● INSTRUCTIONS TO FOLLOW: Copy every line in which the string "name" occurs.

* BEGIN DATA LINES *

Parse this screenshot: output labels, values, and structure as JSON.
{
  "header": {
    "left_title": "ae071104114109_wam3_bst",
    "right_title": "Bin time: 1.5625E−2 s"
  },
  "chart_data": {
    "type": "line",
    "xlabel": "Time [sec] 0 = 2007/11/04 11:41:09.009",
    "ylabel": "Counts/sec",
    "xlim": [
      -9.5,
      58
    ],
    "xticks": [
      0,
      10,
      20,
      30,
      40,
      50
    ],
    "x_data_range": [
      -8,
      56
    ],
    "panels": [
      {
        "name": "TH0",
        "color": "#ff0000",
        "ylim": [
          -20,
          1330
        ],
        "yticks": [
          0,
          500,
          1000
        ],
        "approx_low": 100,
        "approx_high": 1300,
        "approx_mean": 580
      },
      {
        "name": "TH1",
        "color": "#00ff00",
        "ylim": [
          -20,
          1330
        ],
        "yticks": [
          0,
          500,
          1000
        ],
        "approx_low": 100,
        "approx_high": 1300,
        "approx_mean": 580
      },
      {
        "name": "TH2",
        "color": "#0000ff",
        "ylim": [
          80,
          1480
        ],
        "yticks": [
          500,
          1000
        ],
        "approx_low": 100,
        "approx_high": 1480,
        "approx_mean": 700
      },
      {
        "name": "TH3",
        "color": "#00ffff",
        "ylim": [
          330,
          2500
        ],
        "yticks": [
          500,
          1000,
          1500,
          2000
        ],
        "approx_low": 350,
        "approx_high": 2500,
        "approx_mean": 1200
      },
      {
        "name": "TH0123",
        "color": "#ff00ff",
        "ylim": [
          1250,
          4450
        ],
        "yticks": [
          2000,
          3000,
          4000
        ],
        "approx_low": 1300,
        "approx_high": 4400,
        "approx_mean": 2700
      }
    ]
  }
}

* END DATA LINES *

● EXERCISE ANSWER:
        "name": "TH0",
        "name": "TH1",
        "name": "TH2",
        "name": "TH3",
        "name": "TH0123",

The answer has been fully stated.